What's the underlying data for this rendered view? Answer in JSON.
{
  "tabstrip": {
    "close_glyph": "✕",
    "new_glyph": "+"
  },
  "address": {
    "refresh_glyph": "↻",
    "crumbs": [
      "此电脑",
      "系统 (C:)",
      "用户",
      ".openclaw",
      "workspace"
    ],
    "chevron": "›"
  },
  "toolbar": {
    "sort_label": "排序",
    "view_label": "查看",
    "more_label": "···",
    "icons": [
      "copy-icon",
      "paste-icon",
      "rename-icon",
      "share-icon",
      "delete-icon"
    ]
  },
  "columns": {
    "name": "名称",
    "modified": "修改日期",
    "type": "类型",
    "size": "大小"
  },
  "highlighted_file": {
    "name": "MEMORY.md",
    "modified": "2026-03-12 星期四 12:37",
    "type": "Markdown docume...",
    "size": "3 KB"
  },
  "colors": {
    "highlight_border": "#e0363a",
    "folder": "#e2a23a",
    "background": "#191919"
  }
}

──────────────────────────────

» **Work to complete**: From the records above, please extract every line and repeat it exactly.

» **Written response**:
What's the underlying data for this rendered view? Answer in JSON.
{
  "tabstrip": {
    "close_glyph": "✕",
    "new_glyph": "+"
  },
  "address": {
    "refresh_glyph": "↻",
    "crumbs": [
      "此电脑",
      "系统 (C:)",
      "用户",
      ".openclaw",
      "workspace"
    ],
    "chevron": "›"
  },
  "toolbar": {
    "sort_label": "排序",
    "view_label": "查看",
    "more_label": "···",
    "icons": [
      "copy-icon",
      "paste-icon",
      "rename-icon",
      "share-icon",
      "delete-icon"
    ]
  },
  "columns": {
    "name": "名称",
    "modified": "修改日期",
    "type": "类型",
    "size": "大小"
  },
  "highlighted_file": {
    "name": "MEMORY.md",
    "modified": "2026-03-12 星期四 12:37",
    "type": "Markdown docume...",
    "size": "3 KB"
  },
  "colors": {
    "highlight_border": "#e0363a",
    "folder": "#e2a23a",
    "background": "#191919"
  }
}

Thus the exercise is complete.